## BEGIN Provided information
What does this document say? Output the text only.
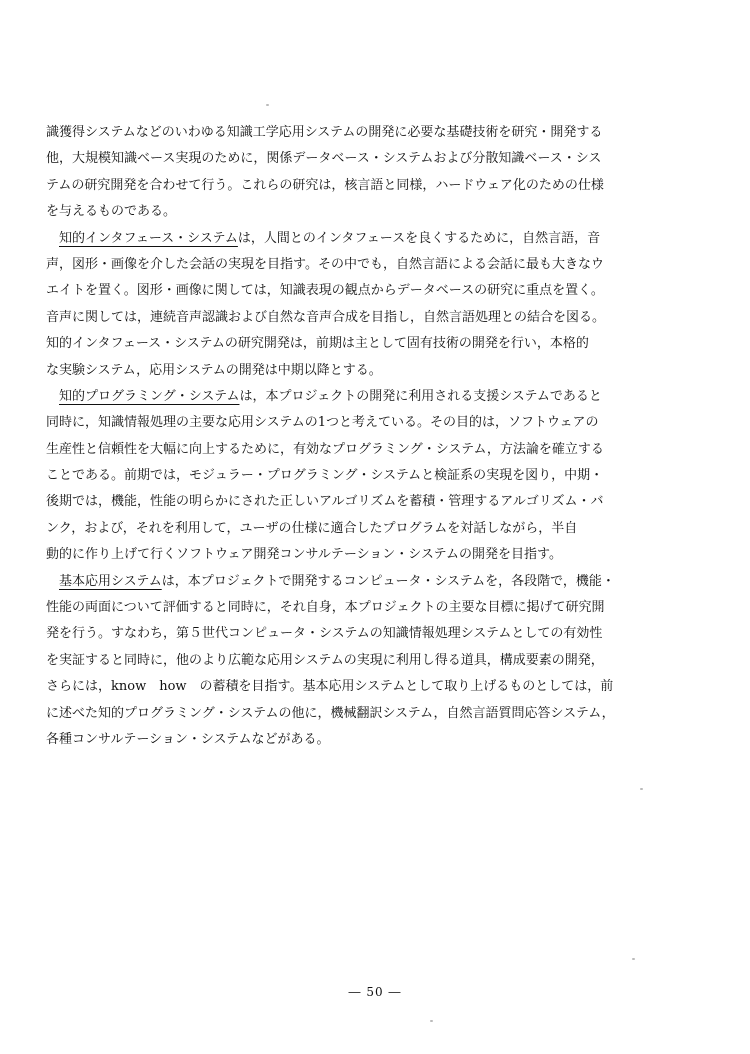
識獲得システムなどのいわゆる知識工学応用システムの開発に必要な基礎技術を研究・開発する
他，大規模知識ベース実現のために，関係データベース・システムおよび分散知識ベース・シス
テムの研究開発を合わせて行う。これらの研究は，核言語と同様，ハードウェア化のための仕様
を与えるものである。
知的インタフェース・システムは，人間とのインタフェースを良くするために，自然言語，音
声，図形・画像を介した会話の実現を目指す。その中でも，自然言語による会話に最も大きなウ
エイトを置く。図形・画像に関しては，知識表現の観点からデータベースの研究に重点を置く。
音声に関しては，連続音声認識および自然な音声合成を目指し，自然言語処理との結合を図る。
知的インタフェース・システムの研究開発は，前期は主として固有技術の開発を行い，本格的
な実験システム，応用システムの開発は中期以降とする。
知的プログラミング・システムは，本プロジェクトの開発に利用される支援システムであると
同時に，知識情報処理の主要な応用システムの1つと考えている。その目的は，ソフトウェアの
生産性と信頼性を大幅に向上するために，有効なプログラミング・システム，方法論を確立する
ことである。前期では，モジュラー・プログラミング・システムと検証系の実現を図り，中期・
後期では，機能，性能の明らかにされた正しいアルゴリズムを蓄積・管理するアルゴリズム・バ
ンク，および，それを利用して，ユーザの仕様に適合したプログラムを対話しながら，半自
動的に作り上げて行くソフトウェア開発コンサルテーション・システムの開発を目指す。
基本応用システムは，本プロジェクトで開発するコンピュータ・システムを，各段階で，機能・
性能の両面について評価すると同時に，それ自身，本プロジェクトの主要な目標に掲げて研究開
発を行う。すなわち，第５世代コンピュータ・システムの知識情報処理システムとしての有効性
を実証すると同時に，他のより広範な応用システムの実現に利用し得る道具，構成要素の開発，
さらには，know　how　の蓄積を目指す。基本応用システムとして取り上げるものとしては，前
に述べた知的プログラミング・システムの他に，機械翻訳システム，自然言語質問応答システム，
各種コンサルテーション・システムなどがある。
― 50 ―
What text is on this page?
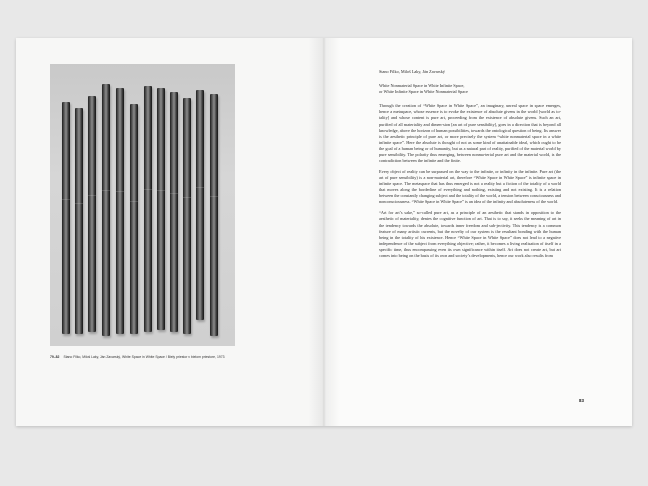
79–82 Stano Filko, Miloš Laky, Ján Zavarský, White Space in White Space / Biely priestor v bielom priestore, 1973

Stano Filko, Miloš Laky, Ján Zavarský

White Nonmaterial Space in White Infinite Space,
or White Infinite Space in White Nonmaterial Space

Through the creation of “White Space in White Space”, an imaginary, unreal space in space emerges, hence a metaspace, whose essence is to evoke the existence of absolute givens in the world [world as to-tality] and whose content is pure art, proceeding from the existence of absolute givens. Such an art, purified of all materiality and dimen-sion [an art of pure sensibility], goes in a direction that is beyond all knowledge, above the horizon of human possibilities, towards the ontological question of being. Its answer is the aesthetic principle of pure art, or more precisely the system “white nonmaterial space in a white infinite space”. Here the absolute is thought of not as some kind of unattainable ideal, which ought to be the goal of a human being or of humanity, but as a natural part of reality, purified of the material world by pure sensibility. The polarity thus emerging, between nonma-terial pure art and the material world, is the contradiction between the infinite and the finite.

Every object of reality can be surpassed on the way to the infinite, or infinity in the infinite. Pure art (the art of pure sensibility) is a non-material art, therefore “White Space in White Space” is infinite space in infinite space. The metaspace that has thus emerged is not a reality but a fiction of the totality of a world that moves along the borderline of everything and nothing, existing and not existing. It is a relation between the constantly changing subject and the totality of the world, a tension between consciousness and nonconsciousness. “White Space in White Space” is an idea of the infinity and absoluteness of the world.

“Art for art’s sake,” so-called pure art, as a principle of an aesthetic that stands in opposition to the aesthetic of materiality, denies the cognitive function of art. That is to say, it seeks the meaning of art in the tendency towards the absolute, towards inner freedom and sub-jectivity. This tendency is a common feature of many artistic currents, but the novelty of our system is the resultant bonding with the human being in the totality of his existence. Hence “White Space in White Space” does not lead to a negative independence of the subject from everything objective; rather, it becomes a living realisation of itself in a specific time, thus encompassing even its own significance within itself. Art does not create art, but art comes into being on the basis of its own and society’s developments, hence our work also results from

83
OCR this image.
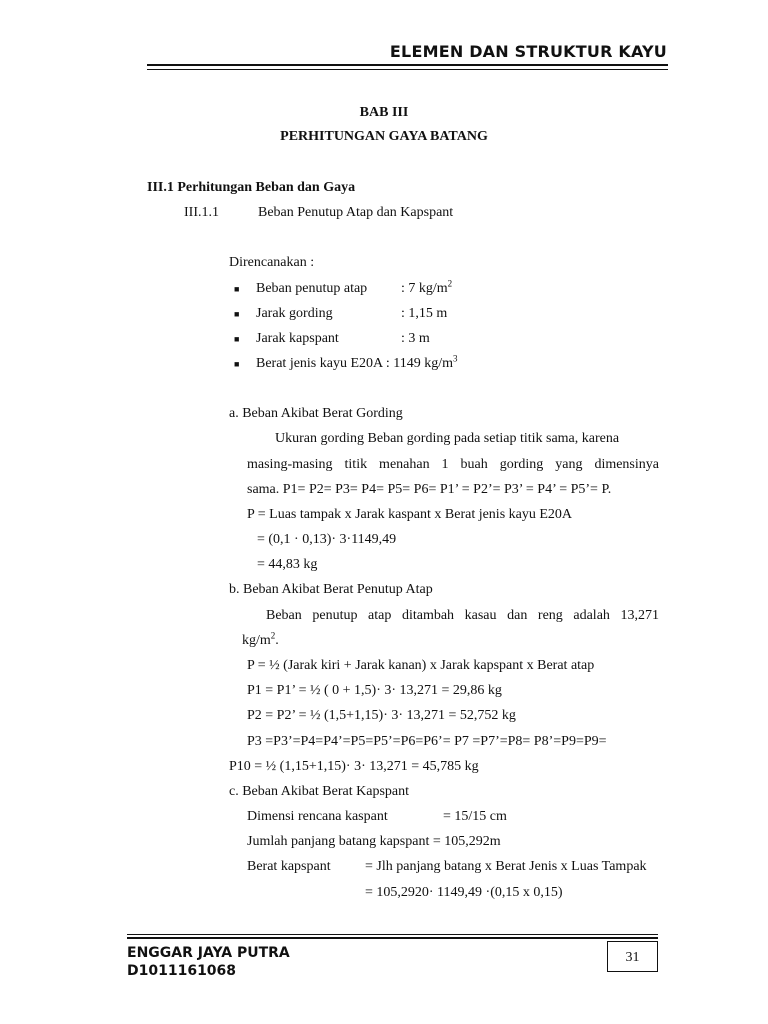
ELEMEN DAN STRUKTUR KAYU
BAB III
PERHITUNGAN GAYA BATANG
III.1 Perhitungan Beban dan Gaya
III.1.1	Beban Penutup Atap dan Kapspant
Direncanakan :
■ Beban penutup atap : 7 $kg/m^2$
■ Jarak gording	: 1,15 m
■ Jarak kapspant	: 3 m
■ Berat jenis kayu E20A : 1149 $kg/m^3$
a. Beban Akibat Berat Gording
Ukuran gording Beban gording pada setiap titik sama, karena
masing-masing titik menahan 1 buah gording yang dimensinya
sama. P1= P2= P3= P4= P5= P6= P1’ = P2’= P3’ = P4’ = P5’= P.
P = Luas tampak x Jarak kaspant x Berat jenis kayu E20A
= (0,1 · 0,13)· 3·1149,49
= 44,83 kg
b. Beban Akibat Berat Penutup Atap
Beban penutup atap ditambah kasau dan reng adalah 13,271
$kg/m^2$.
P = ½ (Jarak kiri + Jarak kanan) x Jarak kapspant x Berat atap
P1 = P1’ = ½ ( 0 + 1,5)· 3· 13,271 = 29,86 kg
P2 = P2’ = ½ (1,5+1,15)· 3· 13,271 = 52,752 kg
P3 =P3’=P4=P4’=P5=P5’=P6=P6’= P7 =P7’=P8= P8’=P9=P9=
P10 = ½ (1,15+1,15)· 3· 13,271 = 45,785 kg
c. Beban Akibat Berat Kapspant
Dimensi rencana kaspant	= 15/15 cm
Jumlah panjang batang kapspant = 105,292m
Berat kapspant = Jlh panjang batang x Berat Jenis x Luas Tampak
= 105,2920· 1149,49 ·(0,15 x 0,15)
ENGGAR JAYA PUTRA
D1011161068
31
## END Provided information
**Exercise requirements**
Can you restate all the records above word for word while dropping the pictures?

**Right answer**
What does this document say? Output the text only.
識獲得システムなどのいわゆる知識工学応用システムの開発に必要な基礎技術を研究・開発する
他，大規模知識ベース実現のために，関係データベース・システムおよび分散知識ベース・シス
テムの研究開発を合わせて行う。これらの研究は，核言語と同様，ハードウェア化のための仕様
を与えるものである。
知的インタフェース・システムは，人間とのインタフェースを良くするために，自然言語，音
声，図形・画像を介した会話の実現を目指す。その中でも，自然言語による会話に最も大きなウ
エイトを置く。図形・画像に関しては，知識表現の観点からデータベースの研究に重点を置く。
音声に関しては，連続音声認識および自然な音声合成を目指し，自然言語処理との結合を図る。
知的インタフェース・システムの研究開発は，前期は主として固有技術の開発を行い，本格的
な実験システム，応用システムの開発は中期以降とする。
知的プログラミング・システムは，本プロジェクトの開発に利用される支援システムであると
同時に，知識情報処理の主要な応用システムの1つと考えている。その目的は，ソフトウェアの
生産性と信頼性を大幅に向上するために，有効なプログラミング・システム，方法論を確立する
ことである。前期では，モジュラー・プログラミング・システムと検証系の実現を図り，中期・
後期では，機能，性能の明らかにされた正しいアルゴリズムを蓄積・管理するアルゴリズム・バ
ンク，および，それを利用して，ユーザの仕様に適合したプログラムを対話しながら，半自
動的に作り上げて行くソフトウェア開発コンサルテーション・システムの開発を目指す。
基本応用システムは，本プロジェクトで開発するコンピュータ・システムを，各段階で，機能・
性能の両面について評価すると同時に，それ自身，本プロジェクトの主要な目標に掲げて研究開
発を行う。すなわち，第５世代コンピュータ・システムの知識情報処理システムとしての有効性
を実証すると同時に，他のより広範な応用システムの実現に利用し得る道具，構成要素の開発，
さらには，know　how　の蓄積を目指す。基本応用システムとして取り上げるものとしては，前
に述べた知的プログラミング・システムの他に，機械翻訳システム，自然言語質問応答システム，
各種コンサルテーション・システムなどがある。
― 50 ―
What text is on this page?
79–82 Stano Filko, Miloš Laky, Ján Zavarský, White Space in White Space / Biely priestor v bielom priestore, 1973

Stano Filko, Miloš Laky, Ján Zavarský

White Nonmaterial Space in White Infinite Space,
or White Infinite Space in White Nonmaterial Space

Through the creation of “White Space in White Space”, an imaginary, unreal space in space emerges, hence a metaspace, whose essence is to evoke the existence of absolute givens in the world [world as to-tality] and whose content is pure art, proceeding from the existence of absolute givens. Such an art, purified of all materiality and dimen-sion [an art of pure sensibility], goes in a direction that is beyond all knowledge, above the horizon of human possibilities, towards the ontological question of being. Its answer is the aesthetic principle of pure art, or more precisely the system “white nonmaterial space in a white infinite space”. Here the absolute is thought of not as some kind of unattainable ideal, which ought to be the goal of a human being or of humanity, but as a natural part of reality, purified of the material world by pure sensibility. The polarity thus emerging, between nonma-terial pure art and the material world, is the contradiction between the infinite and the finite.

Every object of reality can be surpassed on the way to the infinite, or infinity in the infinite. Pure art (the art of pure sensibility) is a non-material art, therefore “White Space in White Space” is infinite space in infinite space. The metaspace that has thus emerged is not a reality but a fiction of the totality of a world that moves along the borderline of everything and nothing, existing and not existing. It is a relation between the constantly changing subject and the totality of the world, a tension between consciousness and nonconsciousness. “White Space in White Space” is an idea of the infinity and absoluteness of the world.

“Art for art’s sake,” so-called pure art, as a principle of an aesthetic that stands in opposition to the aesthetic of materiality, denies the cognitive function of art. That is to say, it seeks the meaning of art in the tendency towards the absolute, towards inner freedom and sub-jectivity. This tendency is a common feature of many artistic currents, but the novelty of our system is the resultant bonding with the human being in the totality of his existence. Hence “White Space in White Space” does not lead to a negative independence of the subject from everything objective; rather, it becomes a living realisation of itself in a specific time, thus encompassing even its own significance within itself. Art does not create art, but art comes into being on the basis of its own and society’s developments, hence our work also results from

83
OCR this image.
ELEMEN DAN STRUKTUR KAYU
BAB III
PERHITUNGAN GAYA BATANG
III.1 Perhitungan Beban dan Gaya
III.1.1	Beban Penutup Atap dan Kapspant
Direncanakan :
■ Beban penutup atap : 7 $kg/m^2$
■ Jarak gording	: 1,15 m
■ Jarak kapspant	: 3 m
■ Berat jenis kayu E20A : 1149 $kg/m^3$
a. Beban Akibat Berat Gording
Ukuran gording Beban gording pada setiap titik sama, karena
masing-masing titik menahan 1 buah gording yang dimensinya
sama. P1= P2= P3= P4= P5= P6= P1’ = P2’= P3’ = P4’ = P5’= P.
P = Luas tampak x Jarak kaspant x Berat jenis kayu E20A
= (0,1 · 0,13)· 3·1149,49
= 44,83 kg
b. Beban Akibat Berat Penutup Atap
Beban penutup atap ditambah kasau dan reng adalah 13,271
$kg/m^2$.
P = ½ (Jarak kiri + Jarak kanan) x Jarak kapspant x Berat atap
P1 = P1’ = ½ ( 0 + 1,5)· 3· 13,271 = 29,86 kg
P2 = P2’ = ½ (1,5+1,15)· 3· 13,271 = 52,752 kg
P3 =P3’=P4=P4’=P5=P5’=P6=P6’= P7 =P7’=P8= P8’=P9=P9=
P10 = ½ (1,15+1,15)· 3· 13,271 = 45,785 kg
c. Beban Akibat Berat Kapspant
Dimensi rencana kaspant	= 15/15 cm
Jumlah panjang batang kapspant = 105,292m
Berat kapspant = Jlh panjang batang x Berat Jenis x Luas Tampak
= 105,2920· 1149,49 ·(0,15 x 0,15)
ENGGAR JAYA PUTRA
D1011161068
31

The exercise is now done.